--- DATA PROVIDED ---
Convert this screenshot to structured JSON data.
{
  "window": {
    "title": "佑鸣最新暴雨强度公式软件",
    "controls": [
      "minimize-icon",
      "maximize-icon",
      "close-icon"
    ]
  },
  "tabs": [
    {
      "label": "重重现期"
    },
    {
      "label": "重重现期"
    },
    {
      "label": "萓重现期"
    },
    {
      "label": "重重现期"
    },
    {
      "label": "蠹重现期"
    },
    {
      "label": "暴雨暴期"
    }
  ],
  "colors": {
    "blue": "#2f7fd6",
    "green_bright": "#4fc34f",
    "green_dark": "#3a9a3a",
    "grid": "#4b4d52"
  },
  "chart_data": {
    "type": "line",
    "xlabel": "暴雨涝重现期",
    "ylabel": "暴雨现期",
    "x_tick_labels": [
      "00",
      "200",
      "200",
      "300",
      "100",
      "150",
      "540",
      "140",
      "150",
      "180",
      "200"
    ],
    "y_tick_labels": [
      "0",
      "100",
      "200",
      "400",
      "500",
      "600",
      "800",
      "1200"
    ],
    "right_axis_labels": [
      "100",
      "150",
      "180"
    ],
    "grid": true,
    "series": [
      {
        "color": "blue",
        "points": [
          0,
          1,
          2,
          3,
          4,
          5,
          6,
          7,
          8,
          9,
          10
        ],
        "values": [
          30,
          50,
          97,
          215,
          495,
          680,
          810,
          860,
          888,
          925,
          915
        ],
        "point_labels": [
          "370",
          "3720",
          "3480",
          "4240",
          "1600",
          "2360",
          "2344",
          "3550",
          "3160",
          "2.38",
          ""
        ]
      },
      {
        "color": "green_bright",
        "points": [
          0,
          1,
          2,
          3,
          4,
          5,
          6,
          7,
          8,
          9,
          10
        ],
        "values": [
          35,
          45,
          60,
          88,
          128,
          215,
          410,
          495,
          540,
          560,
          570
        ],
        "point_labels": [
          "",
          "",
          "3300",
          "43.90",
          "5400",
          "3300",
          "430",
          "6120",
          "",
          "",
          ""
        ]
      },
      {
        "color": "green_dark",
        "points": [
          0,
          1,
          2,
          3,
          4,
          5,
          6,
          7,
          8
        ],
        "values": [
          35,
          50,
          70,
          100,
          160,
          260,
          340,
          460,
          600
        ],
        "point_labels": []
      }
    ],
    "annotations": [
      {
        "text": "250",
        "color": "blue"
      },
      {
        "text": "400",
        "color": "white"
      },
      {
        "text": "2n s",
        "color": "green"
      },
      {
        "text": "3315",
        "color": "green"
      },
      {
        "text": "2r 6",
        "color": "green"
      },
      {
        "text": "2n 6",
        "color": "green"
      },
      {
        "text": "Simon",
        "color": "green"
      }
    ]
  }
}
---
[WHAT IS BEING ASKED]
Repeat all of the records above exactly as they appear.

[RESPONSE TO THIS EXERCISE]
Convert this screenshot to structured JSON data.
{
  "window": {
    "title": "佑鸣最新暴雨强度公式软件",
    "controls": [
      "minimize-icon",
      "maximize-icon",
      "close-icon"
    ]
  },
  "tabs": [
    {
      "label": "重重现期"
    },
    {
      "label": "重重现期"
    },
    {
      "label": "萓重现期"
    },
    {
      "label": "重重现期"
    },
    {
      "label": "蠹重现期"
    },
    {
      "label": "暴雨暴期"
    }
  ],
  "colors": {
    "blue": "#2f7fd6",
    "green_bright": "#4fc34f",
    "green_dark": "#3a9a3a",
    "grid": "#4b4d52"
  },
  "chart_data": {
    "type": "line",
    "xlabel": "暴雨涝重现期",
    "ylabel": "暴雨现期",
    "x_tick_labels": [
      "00",
      "200",
      "200",
      "300",
      "100",
      "150",
      "540",
      "140",
      "150",
      "180",
      "200"
    ],
    "y_tick_labels": [
      "0",
      "100",
      "200",
      "400",
      "500",
      "600",
      "800",
      "1200"
    ],
    "right_axis_labels": [
      "100",
      "150",
      "180"
    ],
    "grid": true,
    "series": [
      {
        "color": "blue",
        "points": [
          0,
          1,
          2,
          3,
          4,
          5,
          6,
          7,
          8,
          9,
          10
        ],
        "values": [
          30,
          50,
          97,
          215,
          495,
          680,
          810,
          860,
          888,
          925,
          915
        ],
        "point_labels": [
          "370",
          "3720",
          "3480",
          "4240",
          "1600",
          "2360",
          "2344",
          "3550",
          "3160",
          "2.38",
          ""
        ]
      },
      {
        "color": "green_bright",
        "points": [
          0,
          1,
          2,
          3,
          4,
          5,
          6,
          7,
          8,
          9,
          10
        ],
        "values": [
          35,
          45,
          60,
          88,
          128,
          215,
          410,
          495,
          540,
          560,
          570
        ],
        "point_labels": [
          "",
          "",
          "3300",
          "43.90",
          "5400",
          "3300",
          "430",
          "6120",
          "",
          "",
          ""
        ]
      },
      {
        "color": "green_dark",
        "points": [
          0,
          1,
          2,
          3,
          4,
          5,
          6,
          7,
          8
        ],
        "values": [
          35,
          50,
          70,
          100,
          160,
          260,
          340,
          460,
          600
        ],
        "point_labels": []
      }
    ],
    "annotations": [
      {
        "text": "250",
        "color": "blue"
      },
      {
        "text": "400",
        "color": "white"
      },
      {
        "text": "2n s",
        "color": "green"
      },
      {
        "text": "3315",
        "color": "green"
      },
      {
        "text": "2r 6",
        "color": "green"
      },
      {
        "text": "2n 6",
        "color": "green"
      },
      {
        "text": "Simon",
        "color": "green"
      }
    ]
  }
}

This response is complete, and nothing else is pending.